▸ SET TASK:
Determine how many lines contain the string "Heimatbote". Reply with that figure and nothing else.
-- START --
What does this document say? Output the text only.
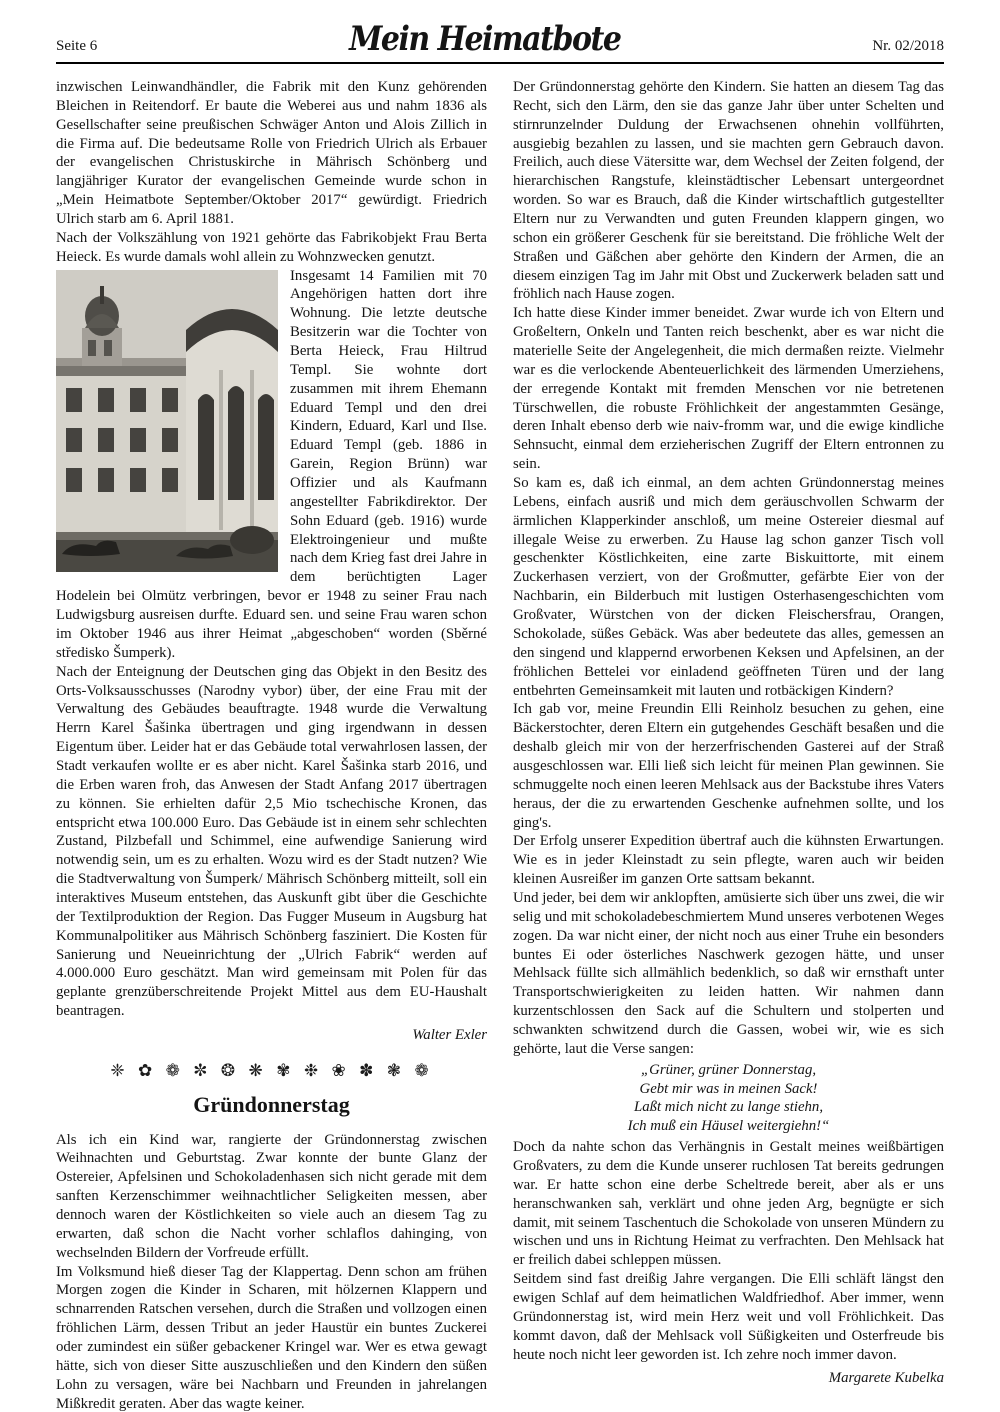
Seite 6	Mein Heimatbote	Nr. 02/2018

inzwischen Leinwandhändler, die Fabrik mit den Kunz gehörenden Bleichen in Reitendorf. Er baute die Weberei aus und nahm 1836 als Gesellschafter seine preußischen Schwäger Anton und Alois Zillich in die Firma auf. Die bedeutsame Rolle von Friedrich Ulrich als Erbauer der evangelischen Christuskirche in Mährisch Schönberg und langjähriger Kurator der evangelischen Gemeinde wurde schon in „Mein Heimatbote September/Oktober 2017“ gewürdigt. Friedrich Ulrich starb am 6. April 1881.

Nach der Volkszählung von 1921 gehörte das Fabrikobjekt Frau Berta Heieck. Es wurde damals wohl allein zu Wohnzwecken genutzt.

Insgesamt 14 Familien mit 70 Angehörigen hatten dort ihre Wohnung. Die letzte deutsche Besitzerin war die Tochter von Berta Heieck, Frau Hiltrud Templ. Sie wohnte dort zusammen mit ihrem Ehemann Eduard Templ und den drei Kindern, Eduard, Karl und Ilse. Eduard Templ (geb. 1886 in Garein, Region Brünn) war Offizier und als Kaufmann angestellter Fabrikdirektor. Der Sohn Eduard (geb. 1916) wurde Elektroingenieur und mußte nach dem Krieg fast drei Jahre in dem berüchtigten Lager Hodelein bei Olmütz verbringen, bevor er 1948 zu seiner Frau nach Ludwigsburg ausreisen durfte. Eduard sen. und seine Frau waren schon im Oktober 1946 aus ihrer Heimat „abgeschoben“ worden (Sběrné středisko Šumperk).

Nach der Enteignung der Deutschen ging das Objekt in den Besitz des Orts-Volksausschusses (Narodny vybor) über, der eine Frau mit der Verwaltung des Gebäudes beauftragte. 1948 wurde die Verwaltung Herrn Karel Šašinka übertragen und ging irgendwann in dessen Eigentum über. Leider hat er das Gebäude total verwahrlosen lassen, der Stadt verkaufen wollte er es aber nicht. Karel Šašinka starb 2016, und die Erben waren froh, das Anwesen der Stadt Anfang 2017 übertragen zu können. Sie erhielten dafür 2,5 Mio tschechische Kronen, das entspricht etwa 100.000 Euro. Das Gebäude ist in einem sehr schlechten Zustand, Pilzbefall und Schimmel, eine aufwendige Sanierung wird notwendig sein, um es zu erhalten. Wozu wird es der Stadt nutzen? Wie die Stadtverwaltung von Šumperk/ Mährisch Schönberg mitteilt, soll ein interaktives Museum entstehen, das Auskunft gibt über die Geschichte der Textilproduktion der Region. Das Fugger Museum in Augsburg hat Kommunalpolitiker aus Mährisch Schönberg fasziniert. Die Kosten für Sanierung und Neueinrichtung der „Ulrich Fabrik“ werden auf 4.000.000 Euro geschätzt. Man wird gemeinsam mit Polen für das geplante grenzüberschreitende Projekt Mittel aus dem EU-Haushalt beantragen.

Walter Exler

❈ ✿ ❁ ✼ ❂ ❋ ✾ ❉ ❀ ✽ ❃ ❁
Gründonnerstag

Als ich ein Kind war, rangierte der Gründonnerstag zwischen Weihnachten und Geburtstag. Zwar konnte der bunte Glanz der Ostereier, Apfelsinen und Schokoladenhasen sich nicht gerade mit dem sanften Kerzenschimmer weihnachtlicher Seligkeiten messen, aber dennoch waren der Köstlichkeiten so viele auch an diesem Tag zu erwarten, daß schon die Nacht vorher schlaflos dahinging, von wechselnden Bildern der Vorfreude erfüllt.

Im Volksmund hieß dieser Tag der Klappertag. Denn schon am frühen Morgen zogen die Kinder in Scharen, mit hölzernen Klappern und schnarrenden Ratschen versehen, durch die Straßen und vollzogen einen fröhlichen Lärm, dessen Tribut an jeder Haustür ein buntes Zuckerei oder zumindest ein süßer gebackener Kringel war. Wer es etwa gewagt hätte, sich von dieser Sitte auszuschließen und den Kindern den süßen Lohn zu versagen, wäre bei Nachbarn und Freunden in jahrelangen Mißkredit geraten. Aber das wagte keiner.

Der Gründonnerstag gehörte den Kindern. Sie hatten an diesem Tag das Recht, sich den Lärm, den sie das ganze Jahr über unter Schelten und stirnrunzelnder Duldung der Erwachsenen ohnehin vollführten, ausgiebig bezahlen zu lassen, und sie machten gern Gebrauch davon. Freilich, auch diese Vätersitte war, dem Wechsel der Zeiten folgend, der hierarchischen Rangstufe, kleinstädtischer Lebensart untergeordnet worden. So war es Brauch, daß die Kinder wirtschaftlich gutgestellter Eltern nur zu Verwandten und guten Freunden klappern gingen, wo schon ein größerer Geschenk für sie bereitstand. Die fröhliche Welt der Straßen und Gäßchen aber gehörte den Kindern der Armen, die an diesem einzigen Tag im Jahr mit Obst und Zuckerwerk beladen satt und fröhlich nach Hause zogen.

Ich hatte diese Kinder immer beneidet. Zwar wurde ich von Eltern und Großeltern, Onkeln und Tanten reich beschenkt, aber es war nicht die materielle Seite der Angelegenheit, die mich dermaßen reizte. Vielmehr war es die verlockende Abenteuerlichkeit des lärmenden Umerziehens, der erregende Kontakt mit fremden Menschen vor nie betretenen Türschwellen, die robuste Fröhlichkeit der angestammten Gesänge, deren Inhalt ebenso derb wie naiv-fromm war, und die ewige kindliche Sehnsucht, einmal dem erzieherischen Zugriff der Eltern entronnen zu sein.

So kam es, daß ich einmal, an dem achten Gründonnerstag meines Lebens, einfach ausriß und mich dem geräuschvollen Schwarm der ärmlichen Klapperkinder anschloß, um meine Ostereier diesmal auf illegale Weise zu erwerben. Zu Hause lag schon ganzer Tisch voll geschenkter Köstlichkeiten, eine zarte Biskuittorte, mit einem Zuckerhasen verziert, von der Großmutter, gefärbte Eier von der Nachbarin, ein Bilderbuch mit lustigen Osterhasengeschichten vom Großvater, Würstchen von der dicken Fleischersfrau, Orangen, Schokolade, süßes Gebäck. Was aber bedeutete das alles, gemessen an den singend und klappernd erworbenen Keksen und Apfelsinen, an der fröhlichen Bettelei vor einladend geöffneten Türen und der lang entbehrten Gemeinsamkeit mit lauten und rotbäckigen Kindern?

Ich gab vor, meine Freundin Elli Reinholz besuchen zu gehen, eine Bäckerstochter, deren Eltern ein gutgehendes Geschäft besaßen und die deshalb gleich mir von der herzerfrischenden Gasterei auf der Straß ausgeschlossen war. Elli ließ sich leicht für meinen Plan gewinnen. Sie schmuggelte noch einen leeren Mehlsack aus der Backstube ihres Vaters heraus, der die zu erwartenden Geschenke aufnehmen sollte, und los ging's.

Der Erfolg unserer Expedition übertraf auch die kühnsten Erwartungen. Wie es in jeder Kleinstadt zu sein pflegte, waren auch wir beiden kleinen Ausreißer im ganzen Orte sattsam bekannt.

Und jeder, bei dem wir anklopften, amüsierte sich über uns zwei, die wir selig und mit schokoladebeschmiertem Mund unseres verbotenen Weges zogen. Da war nicht einer, der nicht noch aus einer Truhe ein besonders buntes Ei oder österliches Naschwerk gezogen hätte, und unser Mehlsack füllte sich allmählich bedenklich, so daß wir ernsthaft unter Transportschwierigkeiten zu leiden hatten. Wir nahmen dann kurzentschlossen den Sack auf die Schultern und stolperten und schwankten schwitzend durch die Gassen, wobei wir, wie es sich gehörte, laut die Verse sangen:

„Grüner, grüner Donnerstag,

Gebt mir was in meinen Sack!

Laßt mich nicht zu lange stiehn,

Ich muß ein Häusel weitergiehn!“

Doch da nahte schon das Verhängnis in Gestalt meines weißbärtigen Großvaters, zu dem die Kunde unserer ruchlosen Tat bereits gedrungen war. Er hatte schon eine derbe Scheltrede bereit, aber als er uns heranschwanken sah, verklärt und ohne jeden Arg, begnügte er sich damit, mit seinem Taschentuch die Schokolade von unseren Mündern zu wischen und uns in Richtung Heimat zu verfrachten. Den Mehlsack hat er freilich dabei schleppen müssen.

Seitdem sind fast dreißig Jahre vergangen. Die Elli schläft längst den ewigen Schlaf auf dem heimatlichen Waldfriedhof. Aber immer, wenn Gründonnerstag ist, wird mein Herz weit und voll Fröhlichkeit. Das kommt davon, daß der Mehlsack voll Süßigkeiten und Osterfreude bis heute noch nicht leer geworden ist. Ich zehre noch immer davon.

Margarete Kubelka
-- END --
▸ WRITTEN RESPONSE:
2